Problem: Output each entry below as it stands, leaving out every picture.

Record extracts:
============
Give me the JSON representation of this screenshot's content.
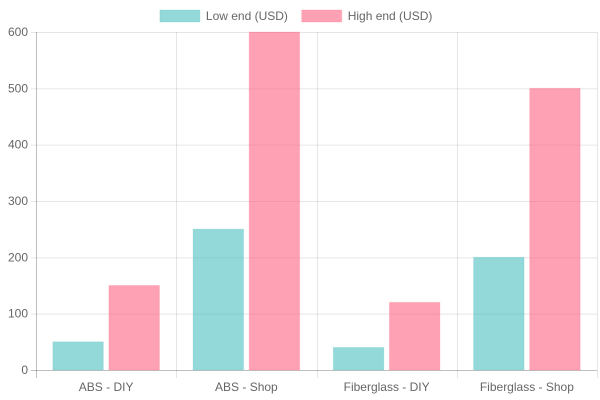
{
  "chart_data": {
    "type": "bar",
    "categories": [
      "ABS - DIY",
      "ABS - Shop",
      "Fiberglass - DIY",
      "Fiberglass - Shop"
    ],
    "series": [
      {
        "name": "Low end (USD)",
        "values": [
          50,
          250,
          40,
          200
        ],
        "color": "#4bc0c0"
      },
      {
        "name": "High end (USD)",
        "values": [
          150,
          600,
          120,
          500
        ],
        "color": "#ff6384"
      }
    ],
    "ylim": [
      0,
      600
    ],
    "yticks": [
      0,
      100,
      200,
      300,
      400,
      500,
      600
    ],
    "grid": true,
    "legend": "top-center",
    "title": "",
    "xlabel": "",
    "ylabel": ""
  }
}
============
Task answer:
Give me the JSON representation of this screenshot's content.
{
  "chart_data": {
    "type": "bar",
    "categories": [
      "ABS - DIY",
      "ABS - Shop",
      "Fiberglass - DIY",
      "Fiberglass - Shop"
    ],
    "series": [
      {
        "name": "Low end (USD)",
        "values": [
          50,
          250,
          40,
          200
        ],
        "color": "#4bc0c0"
      },
      {
        "name": "High end (USD)",
        "values": [
          150,
          600,
          120,
          500
        ],
        "color": "#ff6384"
      }
    ],
    "ylim": [
      0,
      600
    ],
    "yticks": [
      0,
      100,
      200,
      300,
      400,
      500,
      600
    ],
    "grid": true,
    "legend": "top-center",
    "title": "",
    "xlabel": "",
    "ylabel": ""
  }
}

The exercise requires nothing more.